### Task brief
Drop the images; return everything else in the listing below exactly.

### Records for processing
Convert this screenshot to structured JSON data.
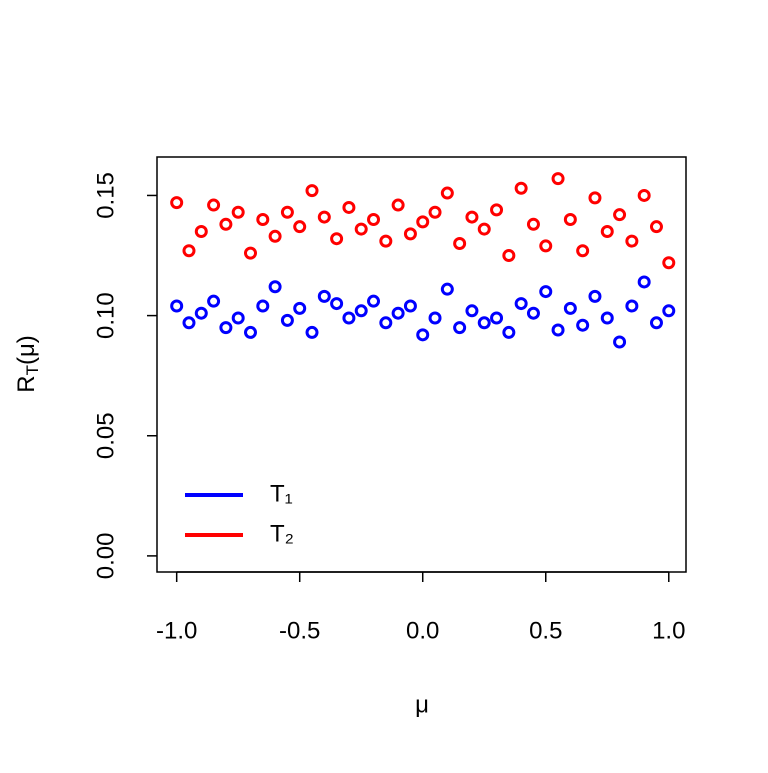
{
  "chart_data": {
    "type": "scatter",
    "xlabel": "μ",
    "ylabel": [
      "R",
      "T",
      "(μ)"
    ],
    "xlim": [
      -1.08,
      1.07
    ],
    "ylim": [
      -0.0067,
      0.166
    ],
    "xticks": [
      {
        "value": -1,
        "label": "-1.0"
      },
      {
        "value": -0.5,
        "label": "-0.5"
      },
      {
        "value": 0,
        "label": "0.0"
      },
      {
        "value": 0.5,
        "label": "0.5"
      },
      {
        "value": 1,
        "label": "1.0"
      }
    ],
    "yticks": [
      {
        "value": 0,
        "label": "0.00"
      },
      {
        "value": 0.05,
        "label": "0.05"
      },
      {
        "value": 0.1,
        "label": "0.10"
      },
      {
        "value": 0.15,
        "label": "0.15"
      }
    ],
    "legend": "bottom-left",
    "x": [
      -1,
      -0.95,
      -0.9,
      -0.85,
      -0.8,
      -0.75,
      -0.7,
      -0.65,
      -0.6,
      -0.55,
      -0.5,
      -0.45,
      -0.4,
      -0.35,
      -0.3,
      -0.25,
      -0.2,
      -0.15,
      -0.1,
      -0.05,
      0,
      0.05,
      0.1,
      0.15,
      0.2,
      0.25,
      0.3,
      0.35,
      0.4,
      0.45,
      0.5,
      0.55,
      0.6,
      0.65,
      0.7,
      0.75,
      0.8,
      0.85,
      0.9,
      0.95,
      1
    ],
    "series": [
      {
        "name": "T₁",
        "color": "#0000ff",
        "values": [
          0.104,
          0.097,
          0.101,
          0.106,
          0.095,
          0.099,
          0.093,
          0.104,
          0.112,
          0.098,
          0.103,
          0.093,
          0.108,
          0.105,
          0.099,
          0.102,
          0.106,
          0.097,
          0.101,
          0.104,
          0.092,
          0.099,
          0.111,
          0.095,
          0.102,
          0.097,
          0.099,
          0.093,
          0.105,
          0.101,
          0.11,
          0.094,
          0.103,
          0.096,
          0.108,
          0.099,
          0.089,
          0.104,
          0.114,
          0.097,
          0.102
        ]
      },
      {
        "name": "T₂",
        "color": "#ff0000",
        "values": [
          0.147,
          0.127,
          0.135,
          0.146,
          0.138,
          0.143,
          0.126,
          0.14,
          0.133,
          0.143,
          0.137,
          0.152,
          0.141,
          0.132,
          0.145,
          0.136,
          0.14,
          0.131,
          0.146,
          0.134,
          0.139,
          0.143,
          0.151,
          0.13,
          0.141,
          0.136,
          0.144,
          0.125,
          0.153,
          0.138,
          0.129,
          0.157,
          0.14,
          0.127,
          0.149,
          0.135,
          0.142,
          0.131,
          0.15,
          0.137,
          0.122
        ]
      }
    ]
  }
}
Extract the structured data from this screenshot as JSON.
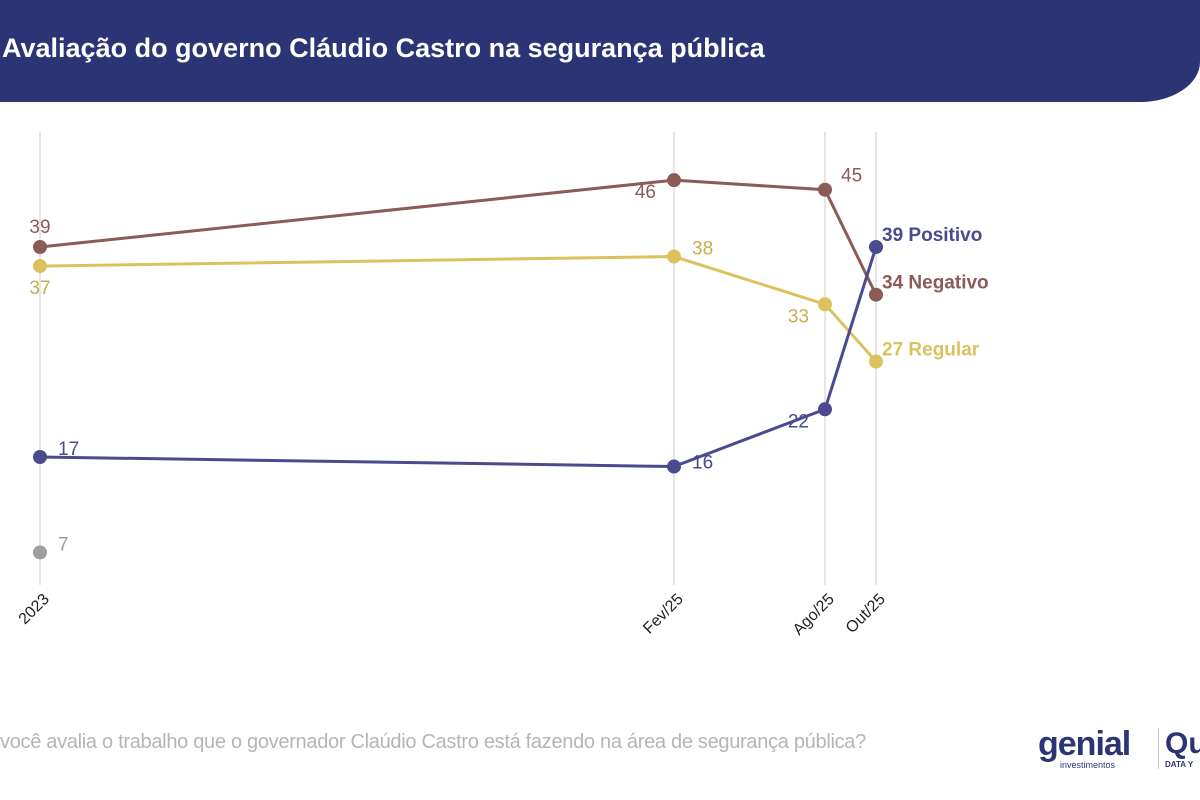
{
  "header": {
    "title": "Avaliação do governo Cláudio Castro na segurança pública"
  },
  "watermark": {
    "brand": "genial",
    "sub": "investimentos"
  },
  "footer": {
    "question": "você avalia o trabalho que o governador Claúdio Castro está fazendo na área de segurança pública?",
    "logo_genial": "genial",
    "logo_genial_sub": "investimentos",
    "logo_quaest": "Qu",
    "logo_quaest_sub": "DATA Y"
  },
  "chart_data": {
    "type": "line",
    "categories": [
      "2023",
      "Fev/25",
      "Ago/25",
      "Out/25"
    ],
    "series": [
      {
        "name": "Negativo",
        "color": "#8c5b56",
        "values": [
          39,
          46,
          45,
          34
        ],
        "end_label": "34 Negativo"
      },
      {
        "name": "Regular",
        "color": "#dcc15f",
        "values": [
          37,
          38,
          33,
          27
        ],
        "end_label": "27 Regular"
      },
      {
        "name": "Positivo",
        "color": "#4b4a8e",
        "values": [
          17,
          16,
          22,
          39
        ],
        "end_label": "39 Positivo"
      },
      {
        "color": "#9e9e9e",
        "values": [
          7,
          null,
          null,
          null
        ]
      }
    ],
    "grid": "vertical",
    "legend": "end-of-line labels"
  }
}
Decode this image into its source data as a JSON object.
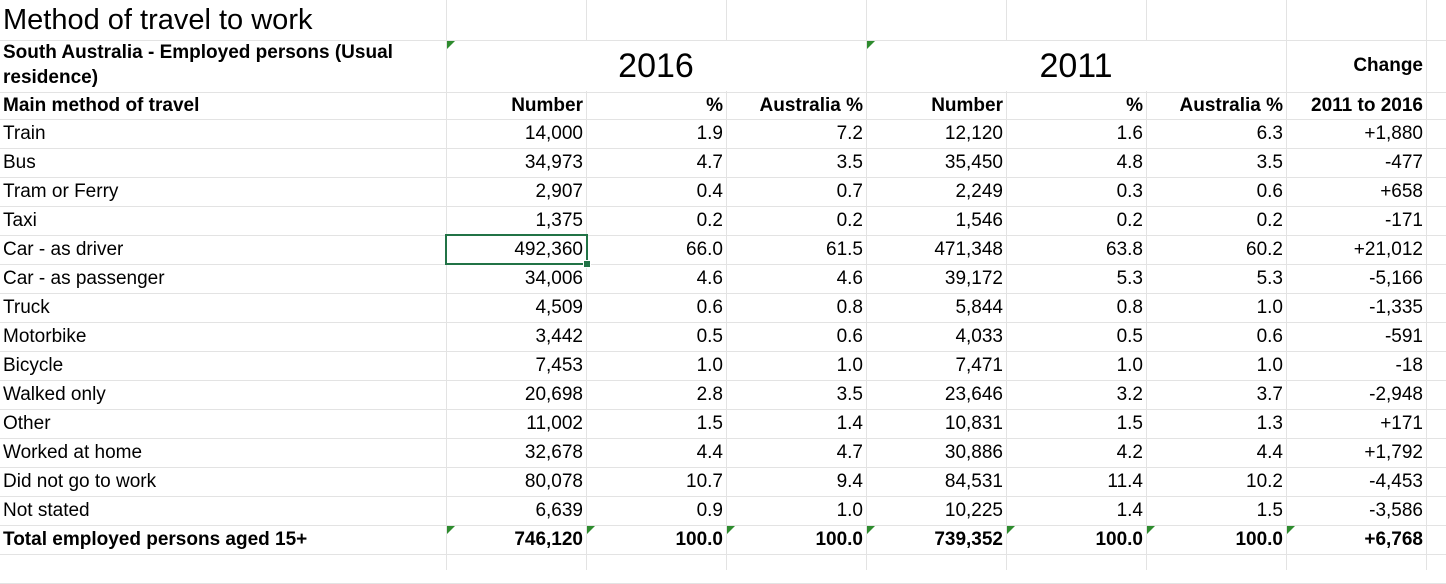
{
  "title": "Method of travel to work",
  "subtitle": "South Australia - Employed persons (Usual residence)",
  "year_2016": "2016",
  "year_2011": "2011",
  "change_header": "Change",
  "columns": [
    "Main method of travel",
    "Number",
    "%",
    "Australia %",
    "Number",
    "%",
    "Australia %",
    "2011 to 2016"
  ],
  "rows": [
    [
      "Train",
      "14,000",
      "1.9",
      "7.2",
      "12,120",
      "1.6",
      "6.3",
      "+1,880"
    ],
    [
      "Bus",
      "34,973",
      "4.7",
      "3.5",
      "35,450",
      "4.8",
      "3.5",
      "-477"
    ],
    [
      "Tram or Ferry",
      "2,907",
      "0.4",
      "0.7",
      "2,249",
      "0.3",
      "0.6",
      "+658"
    ],
    [
      "Taxi",
      "1,375",
      "0.2",
      "0.2",
      "1,546",
      "0.2",
      "0.2",
      "-171"
    ],
    [
      "Car - as driver",
      "492,360",
      "66.0",
      "61.5",
      "471,348",
      "63.8",
      "60.2",
      "+21,012"
    ],
    [
      "Car - as passenger",
      "34,006",
      "4.6",
      "4.6",
      "39,172",
      "5.3",
      "5.3",
      "-5,166"
    ],
    [
      "Truck",
      "4,509",
      "0.6",
      "0.8",
      "5,844",
      "0.8",
      "1.0",
      "-1,335"
    ],
    [
      "Motorbike",
      "3,442",
      "0.5",
      "0.6",
      "4,033",
      "0.5",
      "0.6",
      "-591"
    ],
    [
      "Bicycle",
      "7,453",
      "1.0",
      "1.0",
      "7,471",
      "1.0",
      "1.0",
      "-18"
    ],
    [
      "Walked only",
      "20,698",
      "2.8",
      "3.5",
      "23,646",
      "3.2",
      "3.7",
      "-2,948"
    ],
    [
      "Other",
      "11,002",
      "1.5",
      "1.4",
      "10,831",
      "1.5",
      "1.3",
      "+171"
    ],
    [
      "Worked at home",
      "32,678",
      "4.4",
      "4.7",
      "30,886",
      "4.2",
      "4.4",
      "+1,792"
    ],
    [
      "Did not go to work",
      "80,078",
      "10.7",
      "9.4",
      "84,531",
      "11.4",
      "10.2",
      "-4,453"
    ],
    [
      "Not stated",
      "6,639",
      "0.9",
      "1.0",
      "10,225",
      "1.4",
      "1.5",
      "-3,586"
    ]
  ],
  "total_row": [
    "Total employed persons aged 15+",
    "746,120",
    "100.0",
    "100.0",
    "739,352",
    "100.0",
    "100.0",
    "+6,768"
  ],
  "selected_cell": "492,360",
  "colors": {
    "selection": "#217346",
    "gridline": "#e3e3e3",
    "indicator": "#2e8b2e"
  }
}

### Correct response
Convert this screenshot to structured JSON data.
{
  "chart_data": {
    "type": "scatter",
    "xlabel": "μ",
    "ylabel": [
      "R",
      "T",
      "(μ)"
    ],
    "xlim": [
      -1.08,
      1.07
    ],
    "ylim": [
      -0.0067,
      0.166
    ],
    "xticks": [
      {
        "value": -1,
        "label": "-1.0"
      },
      {
        "value": -0.5,
        "label": "-0.5"
      },
      {
        "value": 0,
        "label": "0.0"
      },
      {
        "value": 0.5,
        "label": "0.5"
      },
      {
        "value": 1,
        "label": "1.0"
      }
    ],
    "yticks": [
      {
        "value": 0,
        "label": "0.00"
      },
      {
        "value": 0.05,
        "label": "0.05"
      },
      {
        "value": 0.1,
        "label": "0.10"
      },
      {
        "value": 0.15,
        "label": "0.15"
      }
    ],
    "legend": "bottom-left",
    "x": [
      -1,
      -0.95,
      -0.9,
      -0.85,
      -0.8,
      -0.75,
      -0.7,
      -0.65,
      -0.6,
      -0.55,
      -0.5,
      -0.45,
      -0.4,
      -0.35,
      -0.3,
      -0.25,
      -0.2,
      -0.15,
      -0.1,
      -0.05,
      0,
      0.05,
      0.1,
      0.15,
      0.2,
      0.25,
      0.3,
      0.35,
      0.4,
      0.45,
      0.5,
      0.55,
      0.6,
      0.65,
      0.7,
      0.75,
      0.8,
      0.85,
      0.9,
      0.95,
      1
    ],
    "series": [
      {
        "name": "T₁",
        "color": "#0000ff",
        "values": [
          0.104,
          0.097,
          0.101,
          0.106,
          0.095,
          0.099,
          0.093,
          0.104,
          0.112,
          0.098,
          0.103,
          0.093,
          0.108,
          0.105,
          0.099,
          0.102,
          0.106,
          0.097,
          0.101,
          0.104,
          0.092,
          0.099,
          0.111,
          0.095,
          0.102,
          0.097,
          0.099,
          0.093,
          0.105,
          0.101,
          0.11,
          0.094,
          0.103,
          0.096,
          0.108,
          0.099,
          0.089,
          0.104,
          0.114,
          0.097,
          0.102
        ]
      },
      {
        "name": "T₂",
        "color": "#ff0000",
        "values": [
          0.147,
          0.127,
          0.135,
          0.146,
          0.138,
          0.143,
          0.126,
          0.14,
          0.133,
          0.143,
          0.137,
          0.152,
          0.141,
          0.132,
          0.145,
          0.136,
          0.14,
          0.131,
          0.146,
          0.134,
          0.139,
          0.143,
          0.151,
          0.13,
          0.141,
          0.136,
          0.144,
          0.125,
          0.153,
          0.138,
          0.129,
          0.157,
          0.14,
          0.127,
          0.149,
          0.135,
          0.142,
          0.131,
          0.15,
          0.137,
          0.122
        ]
      }
    ]
  }
}
Extract the structured data from this screenshot as JSON.
{
  "header": {
    "title": "Avaliação do governo Cláudio Castro na segurança pública"
  },
  "watermark": {
    "brand": "genial",
    "sub": "investimentos"
  },
  "footer": {
    "question": "você avalia o trabalho que o governador Claúdio Castro está fazendo na área de segurança pública?",
    "logo_genial": "genial",
    "logo_genial_sub": "investimentos",
    "logo_quaest": "Qu",
    "logo_quaest_sub": "DATA Y"
  },
  "chart_data": {
    "type": "line",
    "categories": [
      "2023",
      "Fev/25",
      "Ago/25",
      "Out/25"
    ],
    "series": [
      {
        "name": "Negativo",
        "color": "#8c5b56",
        "values": [
          39,
          46,
          45,
          34
        ],
        "end_label": "34 Negativo"
      },
      {
        "name": "Regular",
        "color": "#dcc15f",
        "values": [
          37,
          38,
          33,
          27
        ],
        "end_label": "27 Regular"
      },
      {
        "name": "Positivo",
        "color": "#4b4a8e",
        "values": [
          17,
          16,
          22,
          39
        ],
        "end_label": "39 Positivo"
      },
      {
        "color": "#9e9e9e",
        "values": [
          7,
          null,
          null,
          null
        ]
      }
    ],
    "grid": "vertical",
    "legend": "end-of-line labels"
  }
}
Decode this image into its source data as a JSON object.
{
  "title": "Method of travel to work",
  "subtitle": "South Australia - Employed persons (Usual residence)",
  "year_2016": "2016",
  "year_2011": "2011",
  "change_header": "Change",
  "columns": [
    "Main method of travel",
    "Number",
    "%",
    "Australia %",
    "Number",
    "%",
    "Australia %",
    "2011 to 2016"
  ],
  "rows": [
    [
      "Train",
      "14,000",
      "1.9",
      "7.2",
      "12,120",
      "1.6",
      "6.3",
      "+1,880"
    ],
    [
      "Bus",
      "34,973",
      "4.7",
      "3.5",
      "35,450",
      "4.8",
      "3.5",
      "-477"
    ],
    [
      "Tram or Ferry",
      "2,907",
      "0.4",
      "0.7",
      "2,249",
      "0.3",
      "0.6",
      "+658"
    ],
    [
      "Taxi",
      "1,375",
      "0.2",
      "0.2",
      "1,546",
      "0.2",
      "0.2",
      "-171"
    ],
    [
      "Car - as driver",
      "492,360",
      "66.0",
      "61.5",
      "471,348",
      "63.8",
      "60.2",
      "+21,012"
    ],
    [
      "Car - as passenger",
      "34,006",
      "4.6",
      "4.6",
      "39,172",
      "5.3",
      "5.3",
      "-5,166"
    ],
    [
      "Truck",
      "4,509",
      "0.6",
      "0.8",
      "5,844",
      "0.8",
      "1.0",
      "-1,335"
    ],
    [
      "Motorbike",
      "3,442",
      "0.5",
      "0.6",
      "4,033",
      "0.5",
      "0.6",
      "-591"
    ],
    [
      "Bicycle",
      "7,453",
      "1.0",
      "1.0",
      "7,471",
      "1.0",
      "1.0",
      "-18"
    ],
    [
      "Walked only",
      "20,698",
      "2.8",
      "3.5",
      "23,646",
      "3.2",
      "3.7",
      "-2,948"
    ],
    [
      "Other",
      "11,002",
      "1.5",
      "1.4",
      "10,831",
      "1.5",
      "1.3",
      "+171"
    ],
    [
      "Worked at home",
      "32,678",
      "4.4",
      "4.7",
      "30,886",
      "4.2",
      "4.4",
      "+1,792"
    ],
    [
      "Did not go to work",
      "80,078",
      "10.7",
      "9.4",
      "84,531",
      "11.4",
      "10.2",
      "-4,453"
    ],
    [
      "Not stated",
      "6,639",
      "0.9",
      "1.0",
      "10,225",
      "1.4",
      "1.5",
      "-3,586"
    ]
  ],
  "total_row": [
    "Total employed persons aged 15+",
    "746,120",
    "100.0",
    "100.0",
    "739,352",
    "100.0",
    "100.0",
    "+6,768"
  ],
  "selected_cell": "492,360",
  "colors": {
    "selection": "#217346",
    "gridline": "#e3e3e3",
    "indicator": "#2e8b2e"
  }
}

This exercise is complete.